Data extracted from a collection
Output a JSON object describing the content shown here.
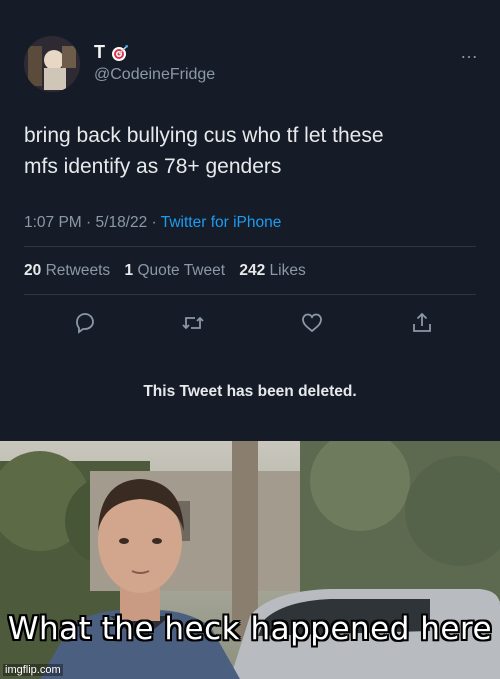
{
  "tweet": {
    "display_name": "T",
    "handle": "@CodeineFridge",
    "more_glyph": "…",
    "text_line1": "bring back bullying cus who tf let these",
    "text_line2": "mfs identify as 78+ genders",
    "time": "1:07 PM",
    "date": "5/18/22",
    "source": "Twitter for iPhone",
    "retweets_count": "20",
    "retweets_label": "Retweets",
    "quotes_count": "1",
    "quotes_label": "Quote Tweet",
    "likes_count": "242",
    "likes_label": "Likes",
    "deleted_notice": "This Tweet has been deleted.",
    "colors": {
      "background": "#151c28",
      "link": "#1d9bf0",
      "muted": "#8b98a5"
    }
  },
  "meme": {
    "caption": "What the heck happened here",
    "watermark": "imgflip.com"
  }
}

-- Task --
Your task is to transcribe all of the records precisely, with no images included.

-- Exercise answer --
Output a JSON object describing the content shown here.
{
  "tweet": {
    "display_name": "T",
    "handle": "@CodeineFridge",
    "more_glyph": "…",
    "text_line1": "bring back bullying cus who tf let these",
    "text_line2": "mfs identify as 78+ genders",
    "time": "1:07 PM",
    "date": "5/18/22",
    "source": "Twitter for iPhone",
    "retweets_count": "20",
    "retweets_label": "Retweets",
    "quotes_count": "1",
    "quotes_label": "Quote Tweet",
    "likes_count": "242",
    "likes_label": "Likes",
    "deleted_notice": "This Tweet has been deleted.",
    "colors": {
      "background": "#151c28",
      "link": "#1d9bf0",
      "muted": "#8b98a5"
    }
  },
  "meme": {
    "caption": "What the heck happened here",
    "watermark": "imgflip.com"
  }
}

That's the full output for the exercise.